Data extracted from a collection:

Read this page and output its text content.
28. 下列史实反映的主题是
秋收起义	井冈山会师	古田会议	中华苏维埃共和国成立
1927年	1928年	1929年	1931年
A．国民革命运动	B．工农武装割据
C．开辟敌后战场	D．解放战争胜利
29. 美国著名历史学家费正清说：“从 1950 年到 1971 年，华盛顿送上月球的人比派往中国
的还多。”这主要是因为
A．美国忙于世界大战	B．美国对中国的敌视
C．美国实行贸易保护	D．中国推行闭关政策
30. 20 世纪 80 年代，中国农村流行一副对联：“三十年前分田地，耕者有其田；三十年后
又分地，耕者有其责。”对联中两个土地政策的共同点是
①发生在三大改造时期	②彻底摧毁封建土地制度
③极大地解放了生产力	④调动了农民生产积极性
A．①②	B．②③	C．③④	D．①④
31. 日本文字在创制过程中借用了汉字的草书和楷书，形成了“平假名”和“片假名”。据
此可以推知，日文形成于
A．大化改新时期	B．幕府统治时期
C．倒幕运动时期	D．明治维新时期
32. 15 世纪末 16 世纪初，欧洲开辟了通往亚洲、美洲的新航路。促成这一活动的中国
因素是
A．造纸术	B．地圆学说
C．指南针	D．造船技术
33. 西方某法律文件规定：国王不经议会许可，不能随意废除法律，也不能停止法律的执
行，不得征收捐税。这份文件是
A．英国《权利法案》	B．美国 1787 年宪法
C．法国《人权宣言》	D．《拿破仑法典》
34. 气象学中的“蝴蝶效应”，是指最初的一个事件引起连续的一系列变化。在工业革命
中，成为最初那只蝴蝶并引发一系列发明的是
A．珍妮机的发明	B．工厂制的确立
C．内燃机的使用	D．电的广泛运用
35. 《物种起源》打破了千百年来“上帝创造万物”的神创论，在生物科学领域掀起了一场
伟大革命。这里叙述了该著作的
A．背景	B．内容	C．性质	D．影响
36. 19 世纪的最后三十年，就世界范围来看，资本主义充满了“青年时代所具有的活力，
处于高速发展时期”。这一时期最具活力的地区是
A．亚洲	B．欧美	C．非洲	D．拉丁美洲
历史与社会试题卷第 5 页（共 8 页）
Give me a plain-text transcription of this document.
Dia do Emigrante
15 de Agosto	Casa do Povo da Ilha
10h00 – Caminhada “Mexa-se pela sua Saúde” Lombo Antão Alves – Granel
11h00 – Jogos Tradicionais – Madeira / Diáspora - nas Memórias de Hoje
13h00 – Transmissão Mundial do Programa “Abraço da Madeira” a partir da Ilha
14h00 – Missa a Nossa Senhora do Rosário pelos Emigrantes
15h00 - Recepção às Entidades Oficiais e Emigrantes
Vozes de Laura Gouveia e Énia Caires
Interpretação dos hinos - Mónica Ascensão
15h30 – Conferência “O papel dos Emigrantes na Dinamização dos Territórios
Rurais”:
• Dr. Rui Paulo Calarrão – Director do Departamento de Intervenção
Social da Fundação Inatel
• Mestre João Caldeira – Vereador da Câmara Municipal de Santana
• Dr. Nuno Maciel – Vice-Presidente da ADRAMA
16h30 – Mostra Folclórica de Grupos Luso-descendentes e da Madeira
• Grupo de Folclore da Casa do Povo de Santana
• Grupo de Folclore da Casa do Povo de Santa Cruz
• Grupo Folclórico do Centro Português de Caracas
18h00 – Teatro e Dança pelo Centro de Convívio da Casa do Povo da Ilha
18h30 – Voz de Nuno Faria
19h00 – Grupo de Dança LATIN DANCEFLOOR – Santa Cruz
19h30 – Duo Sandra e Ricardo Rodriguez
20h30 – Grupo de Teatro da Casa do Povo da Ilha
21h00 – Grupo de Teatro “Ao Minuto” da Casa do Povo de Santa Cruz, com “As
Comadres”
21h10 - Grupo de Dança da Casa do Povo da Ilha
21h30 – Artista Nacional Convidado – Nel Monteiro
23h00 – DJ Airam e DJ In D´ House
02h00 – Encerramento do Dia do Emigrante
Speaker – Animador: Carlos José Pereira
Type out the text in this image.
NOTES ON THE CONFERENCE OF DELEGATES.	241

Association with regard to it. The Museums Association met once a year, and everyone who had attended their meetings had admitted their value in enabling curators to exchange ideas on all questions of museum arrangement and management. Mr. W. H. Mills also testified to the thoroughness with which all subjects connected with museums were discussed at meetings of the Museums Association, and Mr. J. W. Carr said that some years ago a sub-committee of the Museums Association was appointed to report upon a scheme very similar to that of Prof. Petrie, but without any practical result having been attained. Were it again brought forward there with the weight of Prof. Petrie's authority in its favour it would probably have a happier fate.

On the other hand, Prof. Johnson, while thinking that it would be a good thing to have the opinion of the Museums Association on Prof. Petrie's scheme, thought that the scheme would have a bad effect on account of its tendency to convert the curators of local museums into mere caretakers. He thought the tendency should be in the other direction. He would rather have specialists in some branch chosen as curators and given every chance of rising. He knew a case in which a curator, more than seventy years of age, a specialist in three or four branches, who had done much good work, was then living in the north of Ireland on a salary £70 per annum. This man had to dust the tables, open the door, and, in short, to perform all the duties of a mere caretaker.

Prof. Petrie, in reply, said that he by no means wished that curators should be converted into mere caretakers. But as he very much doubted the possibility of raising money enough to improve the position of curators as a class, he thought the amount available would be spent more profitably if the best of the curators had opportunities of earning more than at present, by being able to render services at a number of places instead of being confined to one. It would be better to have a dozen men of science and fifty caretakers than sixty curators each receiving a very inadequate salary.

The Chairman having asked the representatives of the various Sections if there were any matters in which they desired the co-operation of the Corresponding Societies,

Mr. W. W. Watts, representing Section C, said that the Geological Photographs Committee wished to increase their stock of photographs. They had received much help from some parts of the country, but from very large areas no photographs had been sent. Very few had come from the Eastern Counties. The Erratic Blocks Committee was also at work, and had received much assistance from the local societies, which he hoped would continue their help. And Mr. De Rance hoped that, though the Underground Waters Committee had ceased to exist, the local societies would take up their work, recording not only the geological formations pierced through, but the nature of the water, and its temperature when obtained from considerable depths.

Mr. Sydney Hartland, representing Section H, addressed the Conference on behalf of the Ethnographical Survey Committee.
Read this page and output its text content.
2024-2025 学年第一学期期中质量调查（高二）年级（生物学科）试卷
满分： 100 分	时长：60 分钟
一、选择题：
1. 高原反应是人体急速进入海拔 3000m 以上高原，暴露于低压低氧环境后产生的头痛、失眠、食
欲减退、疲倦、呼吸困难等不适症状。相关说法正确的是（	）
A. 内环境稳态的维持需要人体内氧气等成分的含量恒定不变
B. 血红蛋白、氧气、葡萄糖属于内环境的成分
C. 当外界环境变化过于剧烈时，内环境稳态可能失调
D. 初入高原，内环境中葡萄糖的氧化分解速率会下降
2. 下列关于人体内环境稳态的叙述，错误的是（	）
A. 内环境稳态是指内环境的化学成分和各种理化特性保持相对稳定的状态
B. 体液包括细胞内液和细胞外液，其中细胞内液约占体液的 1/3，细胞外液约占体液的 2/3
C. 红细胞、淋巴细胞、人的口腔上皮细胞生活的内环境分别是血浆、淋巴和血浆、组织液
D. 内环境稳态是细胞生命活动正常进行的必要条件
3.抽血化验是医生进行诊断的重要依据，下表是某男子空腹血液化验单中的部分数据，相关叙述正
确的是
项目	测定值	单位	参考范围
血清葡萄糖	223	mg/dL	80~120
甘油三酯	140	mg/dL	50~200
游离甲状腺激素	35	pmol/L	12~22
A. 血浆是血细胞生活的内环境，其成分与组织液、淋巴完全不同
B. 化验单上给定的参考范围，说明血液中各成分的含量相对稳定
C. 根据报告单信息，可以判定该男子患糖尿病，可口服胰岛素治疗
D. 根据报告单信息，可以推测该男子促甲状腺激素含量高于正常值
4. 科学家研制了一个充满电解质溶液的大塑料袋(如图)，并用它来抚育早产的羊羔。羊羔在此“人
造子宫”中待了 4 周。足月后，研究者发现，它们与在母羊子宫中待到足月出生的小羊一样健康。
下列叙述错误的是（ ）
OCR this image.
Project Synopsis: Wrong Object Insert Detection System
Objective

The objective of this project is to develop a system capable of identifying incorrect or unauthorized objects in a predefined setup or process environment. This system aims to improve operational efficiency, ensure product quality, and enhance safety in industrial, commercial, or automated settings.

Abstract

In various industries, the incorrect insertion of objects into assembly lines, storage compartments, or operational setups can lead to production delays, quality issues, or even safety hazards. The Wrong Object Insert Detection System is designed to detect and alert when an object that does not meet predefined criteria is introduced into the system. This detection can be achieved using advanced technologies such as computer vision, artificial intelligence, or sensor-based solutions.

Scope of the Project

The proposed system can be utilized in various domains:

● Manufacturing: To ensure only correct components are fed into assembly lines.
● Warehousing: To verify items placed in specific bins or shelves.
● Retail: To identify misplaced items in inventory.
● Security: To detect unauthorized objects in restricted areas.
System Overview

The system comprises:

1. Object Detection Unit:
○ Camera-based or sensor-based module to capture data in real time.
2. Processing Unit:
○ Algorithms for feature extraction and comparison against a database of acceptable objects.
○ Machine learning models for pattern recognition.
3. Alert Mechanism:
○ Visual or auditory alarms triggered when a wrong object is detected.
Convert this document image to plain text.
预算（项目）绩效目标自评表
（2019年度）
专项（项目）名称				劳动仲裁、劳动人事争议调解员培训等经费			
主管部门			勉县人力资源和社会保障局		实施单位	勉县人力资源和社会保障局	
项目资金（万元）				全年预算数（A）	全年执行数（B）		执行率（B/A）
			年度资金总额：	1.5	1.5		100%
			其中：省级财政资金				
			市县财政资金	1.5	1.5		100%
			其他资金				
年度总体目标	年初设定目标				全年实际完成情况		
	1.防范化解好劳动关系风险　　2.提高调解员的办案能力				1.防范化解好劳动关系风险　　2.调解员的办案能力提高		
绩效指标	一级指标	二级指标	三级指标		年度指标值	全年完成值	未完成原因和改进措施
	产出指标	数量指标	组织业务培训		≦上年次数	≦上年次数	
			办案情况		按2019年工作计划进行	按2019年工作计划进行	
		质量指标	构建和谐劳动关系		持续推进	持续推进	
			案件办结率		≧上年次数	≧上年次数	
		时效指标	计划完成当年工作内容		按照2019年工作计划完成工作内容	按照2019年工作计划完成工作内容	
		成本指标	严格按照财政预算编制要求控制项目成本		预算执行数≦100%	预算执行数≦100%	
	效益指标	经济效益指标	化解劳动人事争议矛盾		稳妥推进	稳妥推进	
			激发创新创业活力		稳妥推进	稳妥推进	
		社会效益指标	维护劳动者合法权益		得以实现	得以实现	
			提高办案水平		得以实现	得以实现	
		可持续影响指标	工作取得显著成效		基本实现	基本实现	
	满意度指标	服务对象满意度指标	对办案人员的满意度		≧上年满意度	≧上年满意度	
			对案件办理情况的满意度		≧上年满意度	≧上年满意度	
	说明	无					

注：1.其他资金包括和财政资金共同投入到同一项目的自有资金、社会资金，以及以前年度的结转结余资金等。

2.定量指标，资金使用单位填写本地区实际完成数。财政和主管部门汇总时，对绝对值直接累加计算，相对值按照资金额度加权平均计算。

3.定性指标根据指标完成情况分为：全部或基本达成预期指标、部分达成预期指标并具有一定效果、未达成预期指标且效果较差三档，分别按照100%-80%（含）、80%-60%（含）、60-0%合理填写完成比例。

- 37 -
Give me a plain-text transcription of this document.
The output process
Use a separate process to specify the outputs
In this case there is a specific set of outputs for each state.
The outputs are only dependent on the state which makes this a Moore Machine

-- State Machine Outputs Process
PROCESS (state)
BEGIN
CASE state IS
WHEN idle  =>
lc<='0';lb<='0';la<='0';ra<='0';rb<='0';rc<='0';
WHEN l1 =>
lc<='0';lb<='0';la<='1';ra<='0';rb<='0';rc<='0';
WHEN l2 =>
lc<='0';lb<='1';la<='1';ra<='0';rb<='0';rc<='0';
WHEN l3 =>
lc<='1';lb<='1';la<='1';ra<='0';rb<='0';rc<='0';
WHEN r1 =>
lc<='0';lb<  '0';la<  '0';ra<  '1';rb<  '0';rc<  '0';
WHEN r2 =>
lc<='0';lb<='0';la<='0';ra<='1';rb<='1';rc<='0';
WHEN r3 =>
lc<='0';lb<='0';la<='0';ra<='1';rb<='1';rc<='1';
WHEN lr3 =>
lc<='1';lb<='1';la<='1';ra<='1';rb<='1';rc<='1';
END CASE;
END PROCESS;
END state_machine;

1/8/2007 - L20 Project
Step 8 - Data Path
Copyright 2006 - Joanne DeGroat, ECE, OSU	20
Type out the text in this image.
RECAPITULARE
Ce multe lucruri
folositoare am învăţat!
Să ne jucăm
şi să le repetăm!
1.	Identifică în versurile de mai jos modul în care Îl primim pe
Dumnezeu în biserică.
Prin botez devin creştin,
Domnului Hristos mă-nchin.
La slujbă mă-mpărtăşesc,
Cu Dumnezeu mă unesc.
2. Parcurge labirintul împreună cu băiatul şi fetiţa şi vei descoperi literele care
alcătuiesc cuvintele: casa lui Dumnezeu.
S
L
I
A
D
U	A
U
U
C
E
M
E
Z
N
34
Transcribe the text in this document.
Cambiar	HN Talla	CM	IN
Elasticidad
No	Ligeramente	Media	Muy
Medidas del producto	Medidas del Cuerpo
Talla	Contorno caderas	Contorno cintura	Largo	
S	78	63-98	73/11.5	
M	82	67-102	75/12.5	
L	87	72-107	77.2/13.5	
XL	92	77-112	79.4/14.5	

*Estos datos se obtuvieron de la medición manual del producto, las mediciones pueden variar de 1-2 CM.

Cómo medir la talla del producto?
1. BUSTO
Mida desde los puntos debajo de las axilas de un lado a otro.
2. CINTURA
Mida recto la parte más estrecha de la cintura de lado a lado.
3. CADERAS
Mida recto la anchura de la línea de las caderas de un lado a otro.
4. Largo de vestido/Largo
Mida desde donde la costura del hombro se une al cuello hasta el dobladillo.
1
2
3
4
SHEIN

> Instructions for the task
Give only the number of lines in the material above that hold the word "Insert".

> Output for this exercise
2